- **Do this**
Reproduce all of the data that follows, character for character.

- **Material shown**
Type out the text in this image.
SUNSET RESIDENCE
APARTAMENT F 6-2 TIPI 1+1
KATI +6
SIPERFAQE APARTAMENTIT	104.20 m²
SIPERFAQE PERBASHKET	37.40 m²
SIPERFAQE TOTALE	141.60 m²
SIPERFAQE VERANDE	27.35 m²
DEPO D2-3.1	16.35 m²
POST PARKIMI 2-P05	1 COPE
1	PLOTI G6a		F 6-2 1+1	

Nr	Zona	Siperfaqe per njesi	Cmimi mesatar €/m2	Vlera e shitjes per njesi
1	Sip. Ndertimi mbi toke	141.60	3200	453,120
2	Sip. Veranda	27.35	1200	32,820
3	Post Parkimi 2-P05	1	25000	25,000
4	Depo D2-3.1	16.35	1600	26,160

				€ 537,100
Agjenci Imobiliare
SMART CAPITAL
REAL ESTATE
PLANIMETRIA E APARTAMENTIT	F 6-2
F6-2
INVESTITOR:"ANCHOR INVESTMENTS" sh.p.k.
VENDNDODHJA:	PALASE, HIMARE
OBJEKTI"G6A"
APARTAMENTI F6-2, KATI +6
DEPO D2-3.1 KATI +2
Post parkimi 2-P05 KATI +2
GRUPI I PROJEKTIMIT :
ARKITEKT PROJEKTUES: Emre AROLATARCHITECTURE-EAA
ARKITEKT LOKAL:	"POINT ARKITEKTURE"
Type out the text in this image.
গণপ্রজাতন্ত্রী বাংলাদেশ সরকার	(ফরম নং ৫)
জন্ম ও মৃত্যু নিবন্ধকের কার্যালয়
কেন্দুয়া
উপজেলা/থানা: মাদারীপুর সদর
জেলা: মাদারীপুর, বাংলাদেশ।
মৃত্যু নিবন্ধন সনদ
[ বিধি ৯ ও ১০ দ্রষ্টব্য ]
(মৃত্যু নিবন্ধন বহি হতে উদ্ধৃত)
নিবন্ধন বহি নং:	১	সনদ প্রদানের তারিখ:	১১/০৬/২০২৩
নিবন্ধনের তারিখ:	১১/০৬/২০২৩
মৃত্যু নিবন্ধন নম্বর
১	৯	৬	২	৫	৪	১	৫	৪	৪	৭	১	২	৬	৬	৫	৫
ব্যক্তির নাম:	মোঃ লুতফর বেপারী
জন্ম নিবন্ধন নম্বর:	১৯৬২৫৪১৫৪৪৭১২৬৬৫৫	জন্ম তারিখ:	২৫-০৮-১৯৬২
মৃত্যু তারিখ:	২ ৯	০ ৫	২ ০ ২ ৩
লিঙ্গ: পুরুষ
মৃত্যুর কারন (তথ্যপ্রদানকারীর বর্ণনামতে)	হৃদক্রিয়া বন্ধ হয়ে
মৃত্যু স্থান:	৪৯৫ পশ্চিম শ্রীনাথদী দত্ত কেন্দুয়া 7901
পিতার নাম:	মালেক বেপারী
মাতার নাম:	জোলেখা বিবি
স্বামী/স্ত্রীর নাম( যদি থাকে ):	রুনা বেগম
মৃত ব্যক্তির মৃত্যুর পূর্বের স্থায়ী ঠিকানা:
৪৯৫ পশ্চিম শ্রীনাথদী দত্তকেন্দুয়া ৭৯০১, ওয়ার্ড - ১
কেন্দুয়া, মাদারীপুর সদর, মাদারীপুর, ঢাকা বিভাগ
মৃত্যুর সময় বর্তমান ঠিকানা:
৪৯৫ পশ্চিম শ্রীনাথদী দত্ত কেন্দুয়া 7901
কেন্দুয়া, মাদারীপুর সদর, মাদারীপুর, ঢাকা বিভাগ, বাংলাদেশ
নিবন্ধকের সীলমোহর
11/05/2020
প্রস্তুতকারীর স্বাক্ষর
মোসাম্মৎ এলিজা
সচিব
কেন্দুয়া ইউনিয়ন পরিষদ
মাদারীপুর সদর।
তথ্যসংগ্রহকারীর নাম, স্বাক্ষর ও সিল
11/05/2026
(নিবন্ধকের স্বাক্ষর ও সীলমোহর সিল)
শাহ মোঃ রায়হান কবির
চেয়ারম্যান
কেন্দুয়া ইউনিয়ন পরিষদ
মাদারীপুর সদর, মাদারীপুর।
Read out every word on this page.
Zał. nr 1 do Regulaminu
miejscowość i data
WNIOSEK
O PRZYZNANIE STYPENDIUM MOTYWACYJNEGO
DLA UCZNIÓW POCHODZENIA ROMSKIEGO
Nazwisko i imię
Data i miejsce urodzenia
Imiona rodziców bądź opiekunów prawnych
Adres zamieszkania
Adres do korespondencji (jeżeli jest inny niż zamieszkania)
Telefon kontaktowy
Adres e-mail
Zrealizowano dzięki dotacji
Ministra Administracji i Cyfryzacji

- **Task response**
Type out the text in this image.
SUNSET RESIDENCE
APARTAMENT F 6-2 TIPI 1+1
KATI +6
SIPERFAQE APARTAMENTIT	104.20 m²
SIPERFAQE PERBASHKET	37.40 m²
SIPERFAQE TOTALE	141.60 m²
SIPERFAQE VERANDE	27.35 m²
DEPO D2-3.1	16.35 m²
POST PARKIMI 2-P05	1 COPE
1	PLOTI G6a		F 6-2 1+1	

Nr	Zona	Siperfaqe per njesi	Cmimi mesatar €/m2	Vlera e shitjes per njesi
1	Sip. Ndertimi mbi toke	141.60	3200	453,120
2	Sip. Veranda	27.35	1200	32,820
3	Post Parkimi 2-P05	1	25000	25,000
4	Depo D2-3.1	16.35	1600	26,160

				€ 537,100
Agjenci Imobiliare
SMART CAPITAL
REAL ESTATE
PLANIMETRIA E APARTAMENTIT	F 6-2
F6-2
INVESTITOR:"ANCHOR INVESTMENTS" sh.p.k.
VENDNDODHJA:	PALASE, HIMARE
OBJEKTI"G6A"
APARTAMENTI F6-2, KATI +6
DEPO D2-3.1 KATI +2
Post parkimi 2-P05 KATI +2
GRUPI I PROJEKTIMIT :
ARKITEKT PROJEKTUES: Emre AROLATARCHITECTURE-EAA
ARKITEKT LOKAL:	"POINT ARKITEKTURE"
Type out the text in this image.
গণপ্রজাতন্ত্রী বাংলাদেশ সরকার	(ফরম নং ৫)
জন্ম ও মৃত্যু নিবন্ধকের কার্যালয়
কেন্দুয়া
উপজেলা/থানা: মাদারীপুর সদর
জেলা: মাদারীপুর, বাংলাদেশ।
মৃত্যু নিবন্ধন সনদ
[ বিধি ৯ ও ১০ দ্রষ্টব্য ]
(মৃত্যু নিবন্ধন বহি হতে উদ্ধৃত)
নিবন্ধন বহি নং:	১	সনদ প্রদানের তারিখ:	১১/০৬/২০২৩
নিবন্ধনের তারিখ:	১১/০৬/২০২৩
মৃত্যু নিবন্ধন নম্বর
১	৯	৬	২	৫	৪	১	৫	৪	৪	৭	১	২	৬	৬	৫	৫
ব্যক্তির নাম:	মোঃ লুতফর বেপারী
জন্ম নিবন্ধন নম্বর:	১৯৬২৫৪১৫৪৪৭১২৬৬৫৫	জন্ম তারিখ:	২৫-০৮-১৯৬২
মৃত্যু তারিখ:	২ ৯	০ ৫	২ ০ ২ ৩
লিঙ্গ: পুরুষ
মৃত্যুর কারন (তথ্যপ্রদানকারীর বর্ণনামতে)	হৃদক্রিয়া বন্ধ হয়ে
মৃত্যু স্থান:	৪৯৫ পশ্চিম শ্রীনাথদী দত্ত কেন্দুয়া 7901
পিতার নাম:	মালেক বেপারী
মাতার নাম:	জোলেখা বিবি
স্বামী/স্ত্রীর নাম( যদি থাকে ):	রুনা বেগম
মৃত ব্যক্তির মৃত্যুর পূর্বের স্থায়ী ঠিকানা:
৪৯৫ পশ্চিম শ্রীনাথদী দত্তকেন্দুয়া ৭৯০১, ওয়ার্ড - ১
কেন্দুয়া, মাদারীপুর সদর, মাদারীপুর, ঢাকা বিভাগ
মৃত্যুর সময় বর্তমান ঠিকানা:
৪৯৫ পশ্চিম শ্রীনাথদী দত্ত কেন্দুয়া 7901
কেন্দুয়া, মাদারীপুর সদর, মাদারীপুর, ঢাকা বিভাগ, বাংলাদেশ
নিবন্ধকের সীলমোহর
11/05/2020
প্রস্তুতকারীর স্বাক্ষর
মোসাম্মৎ এলিজা
সচিব
কেন্দুয়া ইউনিয়ন পরিষদ
মাদারীপুর সদর।
তথ্যসংগ্রহকারীর নাম, স্বাক্ষর ও সিল
11/05/2026
(নিবন্ধকের স্বাক্ষর ও সীলমোহর সিল)
শাহ মোঃ রায়হান কবির
চেয়ারম্যান
কেন্দুয়া ইউনিয়ন পরিষদ
মাদারীপুর সদর, মাদারীপুর।
Read out every word on this page.
Zał. nr 1 do Regulaminu
miejscowość i data
WNIOSEK
O PRZYZNANIE STYPENDIUM MOTYWACYJNEGO
DLA UCZNIÓW POCHODZENIA ROMSKIEGO
Nazwisko i imię
Data i miejsce urodzenia
Imiona rodziców bądź opiekunów prawnych
Adres zamieszkania
Adres do korespondencji (jeżeli jest inny niż zamieszkania)
Telefon kontaktowy
Adres e-mail
Zrealizowano dzięki dotacji
Ministra Administracji i Cyfryzacji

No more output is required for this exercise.